> _Directions_
Filter the entries that follow, copying every line in which the word "this" appears.

────────────────────────────────────────

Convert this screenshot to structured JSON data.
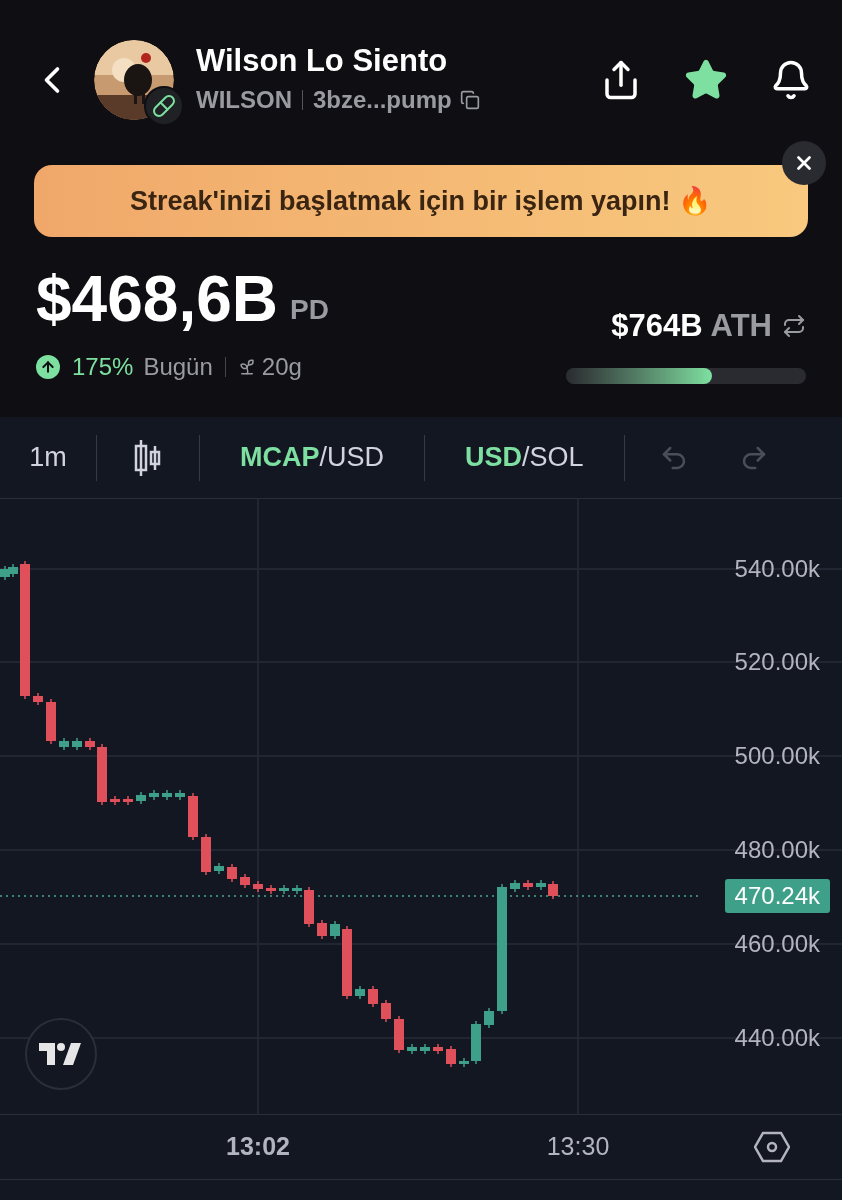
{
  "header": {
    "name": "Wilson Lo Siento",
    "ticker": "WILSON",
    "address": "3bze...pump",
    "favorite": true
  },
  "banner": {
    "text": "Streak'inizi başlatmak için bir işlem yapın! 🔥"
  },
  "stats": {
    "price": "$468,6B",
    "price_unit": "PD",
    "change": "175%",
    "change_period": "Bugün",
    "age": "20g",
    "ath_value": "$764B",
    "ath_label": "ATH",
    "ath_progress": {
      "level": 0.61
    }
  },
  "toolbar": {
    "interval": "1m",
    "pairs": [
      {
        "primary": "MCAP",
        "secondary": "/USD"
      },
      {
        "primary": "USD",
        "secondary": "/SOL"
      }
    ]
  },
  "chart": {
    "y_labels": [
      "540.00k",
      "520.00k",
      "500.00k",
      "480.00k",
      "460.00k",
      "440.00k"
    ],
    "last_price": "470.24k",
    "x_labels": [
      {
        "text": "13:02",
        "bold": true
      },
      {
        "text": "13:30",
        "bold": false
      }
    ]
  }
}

────────────────────────────────────────

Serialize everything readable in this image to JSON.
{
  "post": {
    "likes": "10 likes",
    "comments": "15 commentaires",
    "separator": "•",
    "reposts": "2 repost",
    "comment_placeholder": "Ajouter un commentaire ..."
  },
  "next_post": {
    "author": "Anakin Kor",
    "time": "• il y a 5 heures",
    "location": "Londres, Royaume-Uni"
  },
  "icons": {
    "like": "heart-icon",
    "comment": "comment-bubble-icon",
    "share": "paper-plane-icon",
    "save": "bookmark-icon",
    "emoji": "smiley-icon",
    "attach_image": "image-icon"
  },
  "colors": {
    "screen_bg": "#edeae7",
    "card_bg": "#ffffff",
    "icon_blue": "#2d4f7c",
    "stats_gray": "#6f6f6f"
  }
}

────────────────────────────────────────

> _Result_
Convert this screenshot to structured JSON data.
Serialize everything readable in this image to JSON.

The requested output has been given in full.